- [Description of the task] Copy out lines with the word "What" from the material that follows.

- [Material provided]
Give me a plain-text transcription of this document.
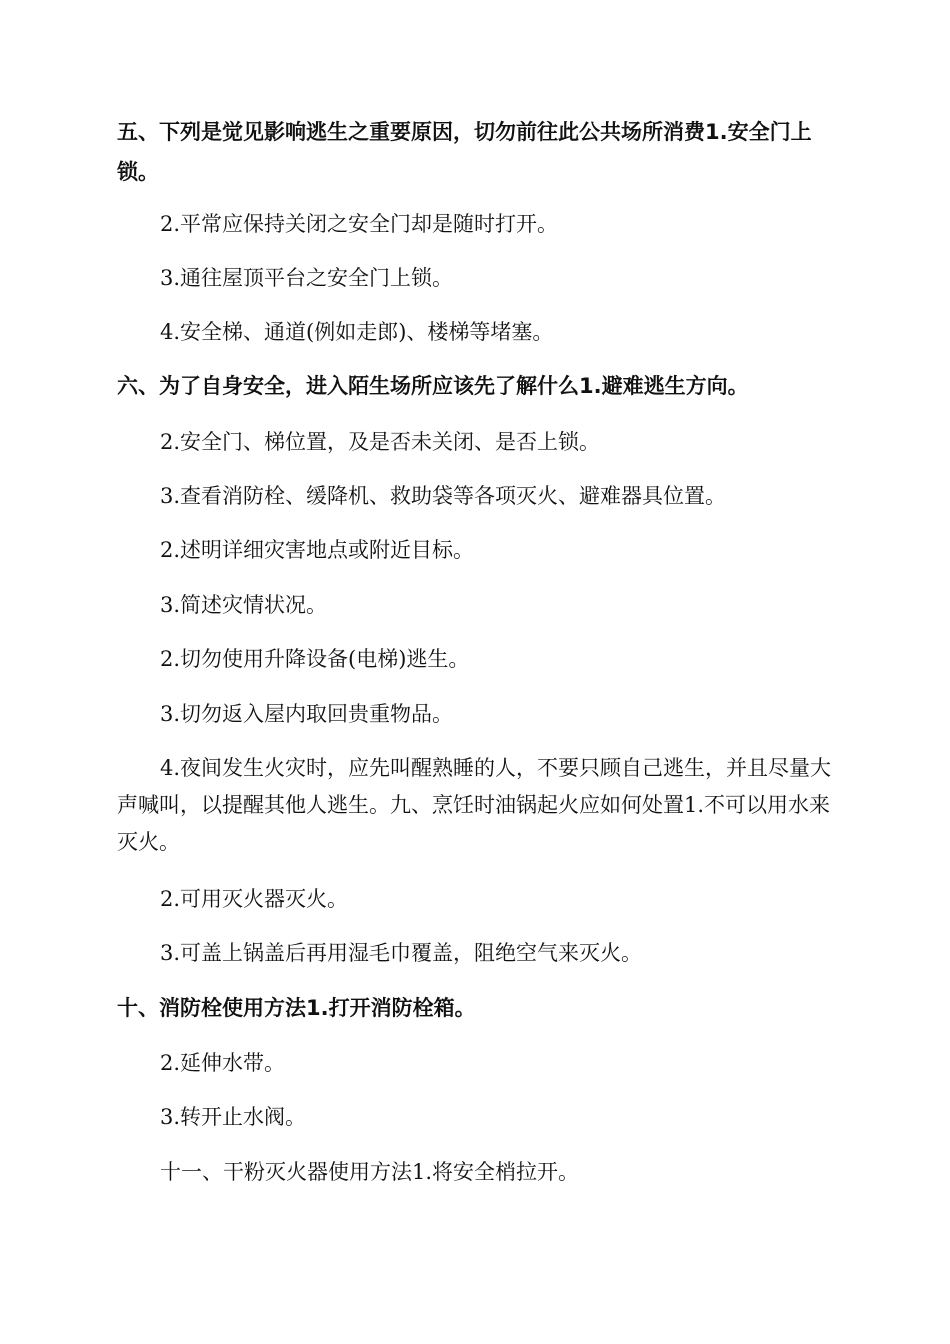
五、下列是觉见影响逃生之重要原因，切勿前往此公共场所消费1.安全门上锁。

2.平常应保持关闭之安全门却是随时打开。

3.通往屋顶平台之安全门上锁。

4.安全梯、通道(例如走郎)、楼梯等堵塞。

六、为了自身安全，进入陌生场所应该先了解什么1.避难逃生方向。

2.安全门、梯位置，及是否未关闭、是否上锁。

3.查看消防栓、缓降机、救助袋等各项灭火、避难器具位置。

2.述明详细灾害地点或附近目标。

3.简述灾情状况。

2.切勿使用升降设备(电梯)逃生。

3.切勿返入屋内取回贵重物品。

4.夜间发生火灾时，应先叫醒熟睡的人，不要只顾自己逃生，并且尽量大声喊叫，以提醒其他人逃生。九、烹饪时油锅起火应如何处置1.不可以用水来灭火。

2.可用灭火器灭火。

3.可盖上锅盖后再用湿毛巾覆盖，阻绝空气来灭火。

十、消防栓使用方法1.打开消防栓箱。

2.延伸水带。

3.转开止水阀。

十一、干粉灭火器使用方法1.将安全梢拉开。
...
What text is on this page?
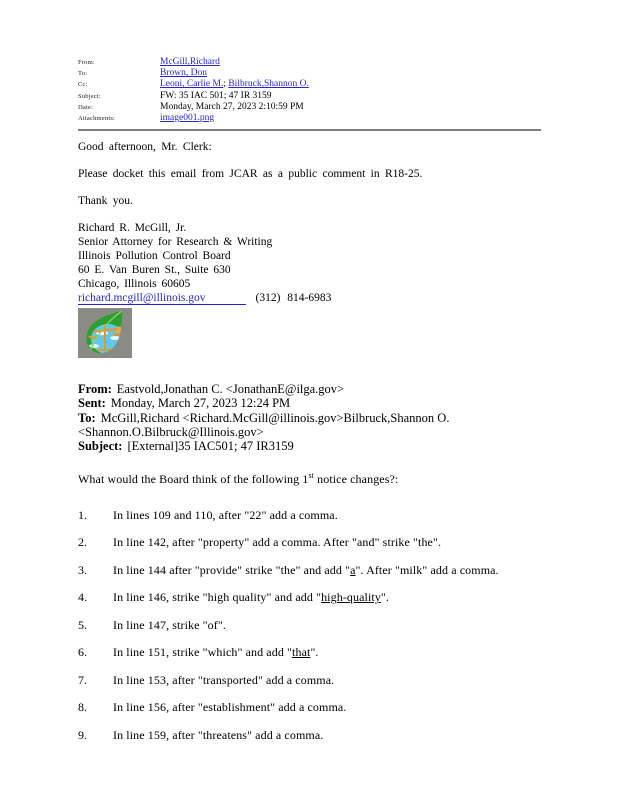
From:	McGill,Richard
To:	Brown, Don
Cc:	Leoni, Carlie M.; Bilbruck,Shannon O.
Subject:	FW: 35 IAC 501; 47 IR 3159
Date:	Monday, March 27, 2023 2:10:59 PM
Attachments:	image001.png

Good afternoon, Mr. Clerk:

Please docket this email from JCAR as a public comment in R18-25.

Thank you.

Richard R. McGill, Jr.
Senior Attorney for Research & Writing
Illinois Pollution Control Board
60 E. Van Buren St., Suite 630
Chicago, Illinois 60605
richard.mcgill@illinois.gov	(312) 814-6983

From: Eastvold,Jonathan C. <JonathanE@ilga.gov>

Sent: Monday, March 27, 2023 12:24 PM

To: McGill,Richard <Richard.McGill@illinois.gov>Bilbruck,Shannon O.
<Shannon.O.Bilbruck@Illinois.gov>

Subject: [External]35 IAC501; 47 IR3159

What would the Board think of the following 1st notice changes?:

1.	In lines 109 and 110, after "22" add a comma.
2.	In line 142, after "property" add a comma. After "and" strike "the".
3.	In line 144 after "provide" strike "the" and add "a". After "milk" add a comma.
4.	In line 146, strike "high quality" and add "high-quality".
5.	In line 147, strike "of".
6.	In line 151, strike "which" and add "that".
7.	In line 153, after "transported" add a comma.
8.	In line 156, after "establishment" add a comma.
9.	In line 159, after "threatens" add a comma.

- [Answer below]
What text is on this page?
What would the Board think of the following 1st notice changes?:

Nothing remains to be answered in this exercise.